## QUOTED TEXT
# ASUS GTX 750 Ti OC 2 GB



## W1zzard (Feb 19, 2014)

Unlike most other GTX 750 Tis, ASUS has placed an additional 6-pin power connector on their GTX 750 Ti OC, which promises improved overclocking potential and may even improve out-of-the-box performance due to GPU Boost. The card is also extremely quiet thanks to its dual-fan thermal solution.

*Show full review*


----------



## Slomo4shO (Feb 20, 2014)

I am not comprehending the 6pin placement on this card...

Also, can you confirm whether the 6 pin is optional or not... will the card boot without a 6pin connected?


----------



## Casecutter (Feb 20, 2014)

Slomo4shO said:


> I am not comprehending the 6pin placement on this card...
> 
> Also, can you confirm whether the 6 pin is optional or not... will the card boot without a 6pin connected?


 
Fiarly clear as from page 5 - A Closer Look
"The card *requires* a single 6-pin PCI-Express power connector. This power configuration can provide up to 150W of power. You *can not use the card without the power connector* (I tried). I've also been wondering about the odd placement of the power connector, which I find difficult to use, especially in smaller cases. ASUS tells me this has been done to optimize power delivery - the voltage regulation circuitry is nearby the connector."

But obviously it's a moot point as it didn't improve on the OC'n, which would've been the aspiration.  I think Asus did its' self a disservice by adding it... and then needing it to make the card work.  When you can get cards that OC (and even better) without, why would I want to have a 6-pin wire strung over to the area by the PCI bracket?


----------



## Razorfang (Feb 20, 2014)

Thanks for the review!

Is there an EVGA 750 Ti FTW review in the works? No biggie if there isn't.

Seems like Palit takes the cake for the lineup thus far. Too bad they closed up shop in the US years ago. If they were this good back then, they'd be taking most of the business right now.

## WRITTEN TASK 1
Can you rewrite the rows below as a JSON list of strings, one string per row with any blank lines omitted? Cover only the span that opens with the row containing "value-cell: 30,1 bbox=[347, 138, 416, 175]" and closes with the row containing "refrigerant-header: R-1234yf bbox=[830, 54, 897, 90]", with both of those rows included.

## AVAILABLE DATA
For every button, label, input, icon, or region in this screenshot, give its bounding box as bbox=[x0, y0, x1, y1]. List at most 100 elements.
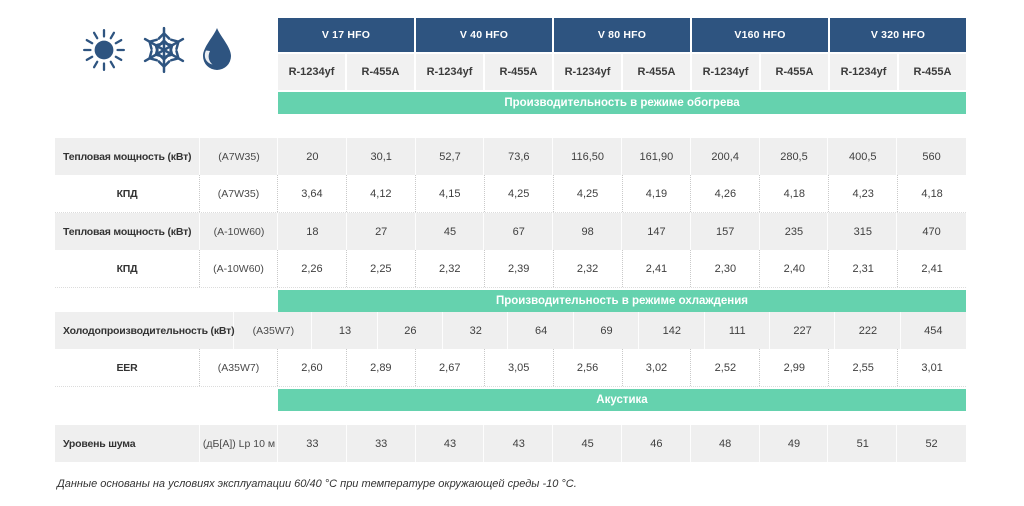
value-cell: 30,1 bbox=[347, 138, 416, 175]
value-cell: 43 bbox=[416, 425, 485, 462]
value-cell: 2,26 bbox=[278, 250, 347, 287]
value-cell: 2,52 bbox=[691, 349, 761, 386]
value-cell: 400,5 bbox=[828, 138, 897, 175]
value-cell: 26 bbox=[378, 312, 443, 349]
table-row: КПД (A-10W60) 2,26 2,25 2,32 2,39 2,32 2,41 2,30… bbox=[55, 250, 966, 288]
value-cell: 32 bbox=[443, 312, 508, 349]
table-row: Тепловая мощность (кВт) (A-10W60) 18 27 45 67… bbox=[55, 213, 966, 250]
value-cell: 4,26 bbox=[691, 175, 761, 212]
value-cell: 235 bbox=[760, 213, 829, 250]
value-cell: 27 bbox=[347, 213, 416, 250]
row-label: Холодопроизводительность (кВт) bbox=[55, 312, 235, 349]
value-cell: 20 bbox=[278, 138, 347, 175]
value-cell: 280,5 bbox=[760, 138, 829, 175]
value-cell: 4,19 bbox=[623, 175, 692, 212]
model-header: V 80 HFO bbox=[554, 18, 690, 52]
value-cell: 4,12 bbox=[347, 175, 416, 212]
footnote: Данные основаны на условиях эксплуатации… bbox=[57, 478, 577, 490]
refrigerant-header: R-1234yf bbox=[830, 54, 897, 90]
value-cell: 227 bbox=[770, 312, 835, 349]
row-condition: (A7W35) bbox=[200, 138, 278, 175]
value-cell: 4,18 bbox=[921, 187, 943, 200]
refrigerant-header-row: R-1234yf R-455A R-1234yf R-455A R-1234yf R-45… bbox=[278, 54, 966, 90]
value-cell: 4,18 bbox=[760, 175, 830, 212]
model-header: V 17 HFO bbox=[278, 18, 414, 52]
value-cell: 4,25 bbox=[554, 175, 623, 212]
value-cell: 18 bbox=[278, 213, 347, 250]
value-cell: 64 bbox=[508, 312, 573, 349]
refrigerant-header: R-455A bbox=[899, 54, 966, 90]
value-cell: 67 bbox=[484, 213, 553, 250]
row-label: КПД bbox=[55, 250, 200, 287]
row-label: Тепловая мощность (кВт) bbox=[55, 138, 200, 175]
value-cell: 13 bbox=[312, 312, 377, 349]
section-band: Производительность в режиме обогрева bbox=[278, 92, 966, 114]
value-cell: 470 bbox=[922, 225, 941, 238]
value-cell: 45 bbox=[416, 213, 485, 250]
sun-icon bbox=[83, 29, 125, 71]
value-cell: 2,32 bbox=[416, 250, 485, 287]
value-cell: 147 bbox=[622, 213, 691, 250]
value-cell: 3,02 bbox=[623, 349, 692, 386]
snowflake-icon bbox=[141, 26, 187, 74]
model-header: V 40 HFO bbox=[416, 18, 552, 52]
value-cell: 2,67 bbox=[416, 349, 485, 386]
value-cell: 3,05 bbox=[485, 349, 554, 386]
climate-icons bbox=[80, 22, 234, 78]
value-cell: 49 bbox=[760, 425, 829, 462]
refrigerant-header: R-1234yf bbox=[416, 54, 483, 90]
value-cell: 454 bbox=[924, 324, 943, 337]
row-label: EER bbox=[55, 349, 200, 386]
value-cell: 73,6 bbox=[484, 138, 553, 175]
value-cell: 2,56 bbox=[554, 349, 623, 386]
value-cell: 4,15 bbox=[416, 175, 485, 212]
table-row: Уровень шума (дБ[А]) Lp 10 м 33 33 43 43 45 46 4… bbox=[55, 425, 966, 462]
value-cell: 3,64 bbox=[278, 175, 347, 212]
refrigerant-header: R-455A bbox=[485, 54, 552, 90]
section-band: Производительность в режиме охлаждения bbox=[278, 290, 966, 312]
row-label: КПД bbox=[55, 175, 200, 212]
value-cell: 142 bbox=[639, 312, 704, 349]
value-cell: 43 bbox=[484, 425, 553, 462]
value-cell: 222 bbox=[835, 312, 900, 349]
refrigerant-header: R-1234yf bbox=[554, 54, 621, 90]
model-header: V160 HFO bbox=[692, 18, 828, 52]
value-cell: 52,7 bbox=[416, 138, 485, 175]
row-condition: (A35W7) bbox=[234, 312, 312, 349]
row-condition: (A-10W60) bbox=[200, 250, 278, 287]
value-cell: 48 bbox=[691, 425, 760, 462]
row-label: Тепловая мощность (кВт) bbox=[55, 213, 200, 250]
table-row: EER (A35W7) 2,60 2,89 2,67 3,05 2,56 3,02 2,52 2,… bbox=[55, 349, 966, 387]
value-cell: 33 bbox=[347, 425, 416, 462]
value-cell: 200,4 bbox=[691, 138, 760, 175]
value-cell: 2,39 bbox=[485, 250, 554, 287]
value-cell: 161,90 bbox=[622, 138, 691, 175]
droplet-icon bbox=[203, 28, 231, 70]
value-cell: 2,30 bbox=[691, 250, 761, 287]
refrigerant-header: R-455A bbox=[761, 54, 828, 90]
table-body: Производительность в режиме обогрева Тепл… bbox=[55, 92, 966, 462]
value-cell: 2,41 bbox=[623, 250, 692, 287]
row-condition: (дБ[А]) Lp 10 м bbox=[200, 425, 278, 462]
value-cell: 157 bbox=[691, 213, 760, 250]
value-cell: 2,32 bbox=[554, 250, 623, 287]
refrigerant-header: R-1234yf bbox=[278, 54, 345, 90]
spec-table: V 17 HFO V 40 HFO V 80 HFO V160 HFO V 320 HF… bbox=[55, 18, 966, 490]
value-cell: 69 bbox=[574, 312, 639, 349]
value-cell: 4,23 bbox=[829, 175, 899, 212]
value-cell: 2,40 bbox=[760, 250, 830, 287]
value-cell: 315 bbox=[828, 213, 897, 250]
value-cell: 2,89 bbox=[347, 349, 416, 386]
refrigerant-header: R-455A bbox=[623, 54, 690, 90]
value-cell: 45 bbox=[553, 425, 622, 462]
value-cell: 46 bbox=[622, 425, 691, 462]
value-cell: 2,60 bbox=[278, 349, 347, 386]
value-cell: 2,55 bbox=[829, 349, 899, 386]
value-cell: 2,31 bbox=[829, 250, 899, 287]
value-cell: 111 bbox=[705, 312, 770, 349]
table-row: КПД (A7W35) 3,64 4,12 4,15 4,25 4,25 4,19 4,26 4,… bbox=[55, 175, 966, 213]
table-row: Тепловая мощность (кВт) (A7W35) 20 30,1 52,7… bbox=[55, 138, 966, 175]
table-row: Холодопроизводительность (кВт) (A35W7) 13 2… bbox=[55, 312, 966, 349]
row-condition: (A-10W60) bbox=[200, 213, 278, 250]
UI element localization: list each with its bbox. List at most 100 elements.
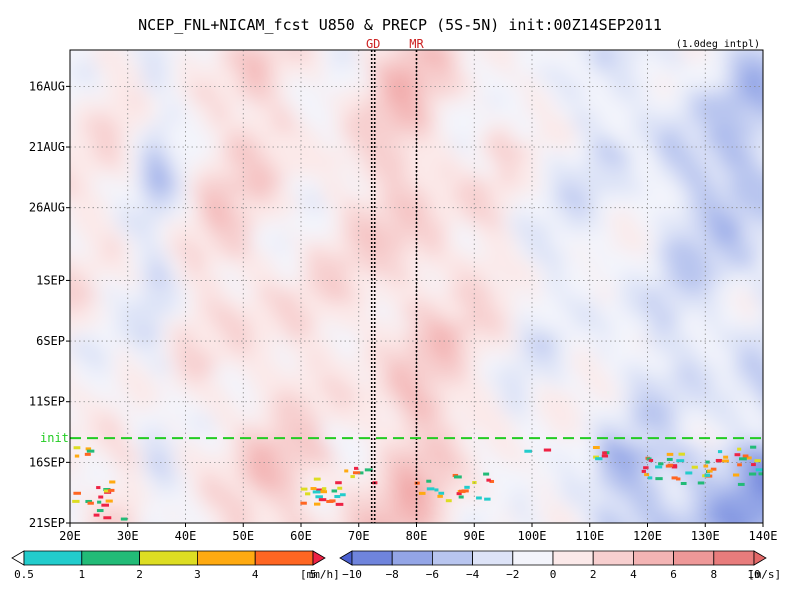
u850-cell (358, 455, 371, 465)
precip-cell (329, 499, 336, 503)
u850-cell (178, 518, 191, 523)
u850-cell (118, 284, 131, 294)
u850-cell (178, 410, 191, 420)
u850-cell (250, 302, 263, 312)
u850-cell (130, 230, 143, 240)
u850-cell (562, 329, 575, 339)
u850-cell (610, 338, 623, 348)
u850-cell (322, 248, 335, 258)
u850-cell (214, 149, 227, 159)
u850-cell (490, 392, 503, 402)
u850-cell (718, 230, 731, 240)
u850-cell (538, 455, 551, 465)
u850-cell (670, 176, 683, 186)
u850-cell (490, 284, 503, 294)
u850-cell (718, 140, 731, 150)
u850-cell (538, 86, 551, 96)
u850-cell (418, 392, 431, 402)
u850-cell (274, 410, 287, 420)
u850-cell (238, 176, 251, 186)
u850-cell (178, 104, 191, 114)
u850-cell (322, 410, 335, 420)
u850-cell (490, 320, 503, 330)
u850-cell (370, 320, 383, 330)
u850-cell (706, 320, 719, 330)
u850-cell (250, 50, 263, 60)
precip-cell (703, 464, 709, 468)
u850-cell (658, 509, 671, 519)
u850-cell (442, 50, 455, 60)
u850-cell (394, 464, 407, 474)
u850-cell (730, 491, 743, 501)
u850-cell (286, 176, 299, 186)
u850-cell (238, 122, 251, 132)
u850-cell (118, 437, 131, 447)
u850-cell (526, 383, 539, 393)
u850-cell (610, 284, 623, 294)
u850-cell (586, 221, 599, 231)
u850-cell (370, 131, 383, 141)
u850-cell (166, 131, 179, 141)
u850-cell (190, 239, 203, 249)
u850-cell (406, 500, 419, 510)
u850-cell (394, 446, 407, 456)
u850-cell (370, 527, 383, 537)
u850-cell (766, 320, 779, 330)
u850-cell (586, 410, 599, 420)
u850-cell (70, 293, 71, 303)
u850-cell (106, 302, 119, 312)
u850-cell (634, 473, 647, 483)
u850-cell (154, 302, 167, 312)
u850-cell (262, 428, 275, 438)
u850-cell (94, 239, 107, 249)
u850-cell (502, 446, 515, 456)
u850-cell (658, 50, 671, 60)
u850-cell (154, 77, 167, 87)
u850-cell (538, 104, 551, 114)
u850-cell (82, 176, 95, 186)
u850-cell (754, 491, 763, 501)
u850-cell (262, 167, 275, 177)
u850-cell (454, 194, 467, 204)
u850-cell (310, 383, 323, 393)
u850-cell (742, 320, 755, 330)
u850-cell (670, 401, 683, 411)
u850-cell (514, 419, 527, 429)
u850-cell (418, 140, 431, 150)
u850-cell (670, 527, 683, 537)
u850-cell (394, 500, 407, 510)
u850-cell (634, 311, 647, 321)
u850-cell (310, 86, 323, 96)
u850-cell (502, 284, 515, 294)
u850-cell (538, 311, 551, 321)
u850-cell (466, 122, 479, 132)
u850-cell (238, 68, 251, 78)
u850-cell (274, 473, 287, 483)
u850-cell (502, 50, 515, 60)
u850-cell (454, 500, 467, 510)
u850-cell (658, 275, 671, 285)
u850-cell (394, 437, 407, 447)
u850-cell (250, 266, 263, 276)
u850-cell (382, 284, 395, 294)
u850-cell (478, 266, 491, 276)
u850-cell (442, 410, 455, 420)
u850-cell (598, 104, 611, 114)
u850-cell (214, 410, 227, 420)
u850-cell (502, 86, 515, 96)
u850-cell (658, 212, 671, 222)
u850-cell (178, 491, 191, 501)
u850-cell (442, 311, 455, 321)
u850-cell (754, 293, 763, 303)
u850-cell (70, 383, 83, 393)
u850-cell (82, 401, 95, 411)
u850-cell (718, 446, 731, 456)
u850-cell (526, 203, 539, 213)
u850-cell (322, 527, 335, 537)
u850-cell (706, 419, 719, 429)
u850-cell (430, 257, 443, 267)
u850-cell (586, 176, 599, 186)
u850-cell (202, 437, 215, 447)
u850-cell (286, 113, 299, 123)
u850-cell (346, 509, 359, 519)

## WRITTEN TASK 2
Answer these questions about the review thread:
(a) How much power can the single 6-pin PCI-Express connector provide?
(b) What reason did ASUS give for the placement of the power connector?
(c) Which brand does Razorfang say takes the cake for the lineup so far?

## FINAL RESULT 1
[
  "value-cell: 30,1 bbox=[347, 138, 416, 175]",
  "value-cell: 43 bbox=[416, 425, 485, 462]",
  "value-cell: 2,26 bbox=[278, 250, 347, 287]",
  "value-cell: 2,52 bbox=[691, 349, 761, 386]",
  "value-cell: 400,5 bbox=[828, 138, 897, 175]",
  "value-cell: 26 bbox=[378, 312, 443, 349]",
  "table-row: КПД (A-10W60) 2,26 2,25 2,32 2,39 2,32 2,41 2,30… bbox=[55, 250, 966, 288]",
  "value-cell: 32 bbox=[443, 312, 508, 349]",
  "table-row: Тепловая мощность (кВт) (A-10W60) 18 27 45 67… bbox=[55, 213, 966, 250]",
  "value-cell: 4,26 bbox=[691, 175, 761, 212]",
  "value-cell: 235 bbox=[760, 213, 829, 250]",
  "value-cell: 27 bbox=[347, 213, 416, 250]",
  "row-label: Холодопроизводительность (кВт) bbox=[55, 312, 235, 349]",
  "value-cell: 20 bbox=[278, 138, 347, 175]",
  "value-cell: 280,5 bbox=[760, 138, 829, 175]",
  "value-cell: 4,19 bbox=[623, 175, 692, 212]",
  "model-header: V 80 HFO bbox=[554, 18, 690, 52]",
  "value-cell: 4,12 bbox=[347, 175, 416, 212]",
  "footnote: Данные основаны на условиях эксплуатации… bbox=[57, 478, 577, 490]",
  "refrigerant-header: R-1234yf bbox=[830, 54, 897, 90]"
]

## FINAL RESULT 2
(a) Up to 150W.
(b) It was done to optimize power delivery, since the voltage regulation circuitry is nearby the connector.
(c) Palit.